-- Source data start --

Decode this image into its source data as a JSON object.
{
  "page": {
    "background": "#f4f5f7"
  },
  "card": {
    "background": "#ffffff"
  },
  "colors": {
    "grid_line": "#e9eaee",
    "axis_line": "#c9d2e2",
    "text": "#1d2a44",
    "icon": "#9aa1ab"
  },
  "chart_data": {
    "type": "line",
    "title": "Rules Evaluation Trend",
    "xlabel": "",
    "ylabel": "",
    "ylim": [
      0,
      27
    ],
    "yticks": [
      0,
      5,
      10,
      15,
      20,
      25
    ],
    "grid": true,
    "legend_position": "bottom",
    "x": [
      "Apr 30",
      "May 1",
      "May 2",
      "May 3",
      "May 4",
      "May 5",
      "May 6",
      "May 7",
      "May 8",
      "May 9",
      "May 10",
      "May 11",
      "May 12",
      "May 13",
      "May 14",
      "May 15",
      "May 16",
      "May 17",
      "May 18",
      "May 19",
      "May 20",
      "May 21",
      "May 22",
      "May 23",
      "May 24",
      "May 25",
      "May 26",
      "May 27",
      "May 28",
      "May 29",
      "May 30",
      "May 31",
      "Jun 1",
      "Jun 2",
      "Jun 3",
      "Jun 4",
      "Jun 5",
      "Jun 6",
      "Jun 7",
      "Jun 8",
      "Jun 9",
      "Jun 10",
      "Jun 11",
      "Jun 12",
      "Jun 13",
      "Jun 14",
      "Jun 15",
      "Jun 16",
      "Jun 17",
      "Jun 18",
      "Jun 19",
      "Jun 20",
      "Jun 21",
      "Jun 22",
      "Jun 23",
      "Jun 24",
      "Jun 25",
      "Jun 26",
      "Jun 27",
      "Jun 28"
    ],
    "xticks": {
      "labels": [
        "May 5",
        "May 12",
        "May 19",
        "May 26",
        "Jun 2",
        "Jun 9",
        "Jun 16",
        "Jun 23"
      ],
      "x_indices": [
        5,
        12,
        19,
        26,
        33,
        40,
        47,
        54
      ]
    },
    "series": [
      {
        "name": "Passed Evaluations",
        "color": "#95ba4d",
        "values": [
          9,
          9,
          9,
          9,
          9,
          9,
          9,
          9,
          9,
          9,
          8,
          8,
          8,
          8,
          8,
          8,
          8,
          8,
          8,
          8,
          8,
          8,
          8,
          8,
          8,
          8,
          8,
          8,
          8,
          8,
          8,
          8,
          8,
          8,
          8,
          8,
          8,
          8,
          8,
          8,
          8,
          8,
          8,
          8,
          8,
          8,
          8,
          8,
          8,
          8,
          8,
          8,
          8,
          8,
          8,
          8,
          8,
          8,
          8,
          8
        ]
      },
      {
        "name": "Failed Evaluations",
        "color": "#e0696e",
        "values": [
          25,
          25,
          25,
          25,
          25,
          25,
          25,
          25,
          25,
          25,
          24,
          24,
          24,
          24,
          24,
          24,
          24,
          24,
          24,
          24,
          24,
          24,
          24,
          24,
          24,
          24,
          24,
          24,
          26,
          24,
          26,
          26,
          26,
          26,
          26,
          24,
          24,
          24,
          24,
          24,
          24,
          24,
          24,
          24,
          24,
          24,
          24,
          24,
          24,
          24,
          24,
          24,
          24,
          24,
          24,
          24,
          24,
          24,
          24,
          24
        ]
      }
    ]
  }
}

-- Source data end --

**Instruction:** For the listing above, identify each line bearing "name".

**Problem solution:**
        "name": "Passed Evaluations",
        "name": "Failed Evaluations",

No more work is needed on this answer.